= Extrait du document =
En mars 2008, la banque d’investissement Bear Stearns avait été renflouée et avec le recul, ses difficultés sont vues comme ayant été le signal précurseur de la crise financière qui éclata six mois plus tard. Début 2008, les taux directeurs de la Fed étaient à 4,5% et à la fin de cette même année, la Fed se lançait dans son grand programme "argent presque gratuit pour presque toujours".

▪ Après 4 000 milliards de dollars de crédit gratuit, d’où venons-nous, que sommes-nous, où allons-nous ?
A ces questions, nos banquiers centraux et leurs laquais économistes nous répondent : nous venions du chaos d’une grande crise financière et nous allons vers la prospérité. Soignant audacieusement le mal par le mal, grâce à un savant dosage de crédit gratuit, nous avons surmonté une crise du crédit sans précédent dans son ampleur.

= Extrait des données =
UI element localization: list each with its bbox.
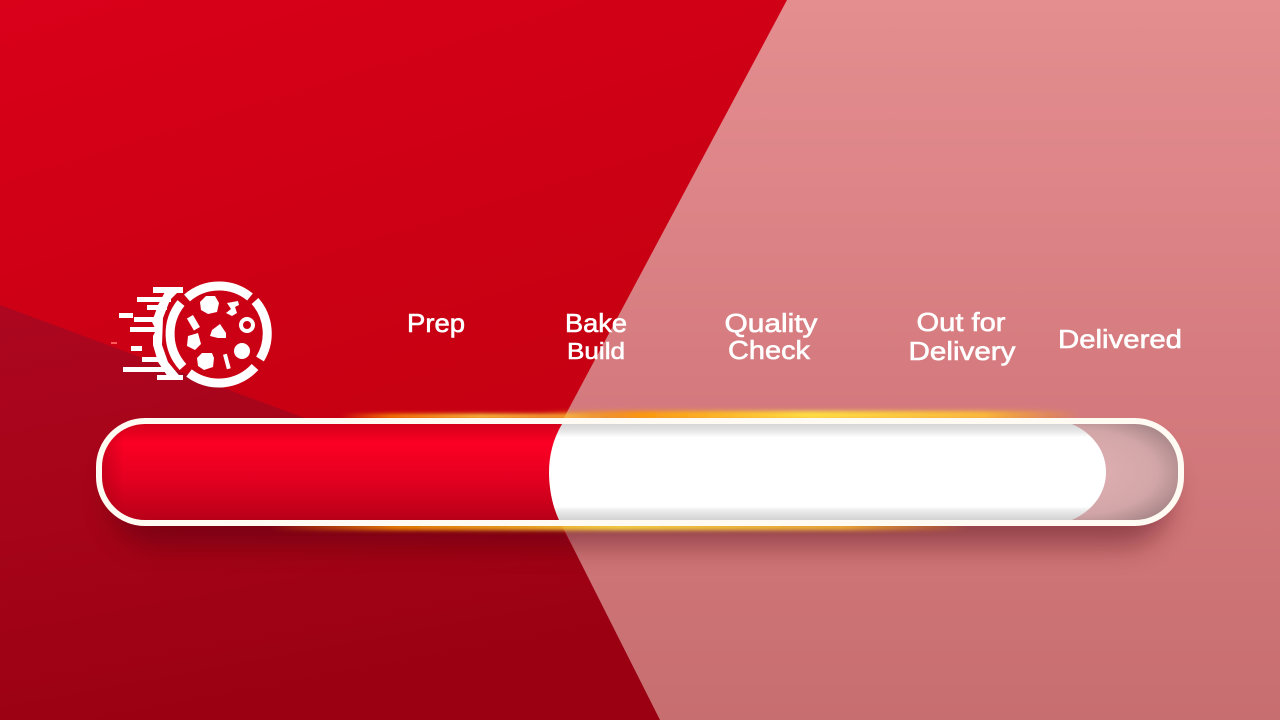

= Consigne =
Prolongez le texte sur la crise financière de 2008 et le crédit gratuit de la Fed en reprenant juste après sa dernière phrase.

= Corrigé =
A presqu’une semaine de Noël, comment ne pas se souvenir du paradoxe de la dinde, exposé par le philosophe et financier (si, si, c’est possible) Nassim Taleb ?

Vous l’avez compris, notre dinde du jour représente l’industrie financière engraissée au crédit gratuit par nos grands banquiers centraux.

Jusqu’à présent, il y avait inflation (car augmentation du crédit disponible et donc augmentation des prix) dans la sphère financière. Les prix des actifs financiers montaient, la dinde engraissait, les statisticiens et les économistes en concluaient que tout allait bien.

Dans l’économie réelle, en dehors de la cage dorée de notre dinde, en revanche, il y a depuis un certain temps déflation (baisse des prix car baisse du crédit disponible).

Au dehors de la cage, quelques volatiles, renards et lapins qui n’ont pas accès au crédit gratuit n’ont plus que la peau sur les os. Les moins malheureux, proches de la cage dorée, survivent aux crochets de notre dinde. Ce sont les emprunteurs mal notés à qui notre dinde lâche de temps en temps quelques grains de pitance.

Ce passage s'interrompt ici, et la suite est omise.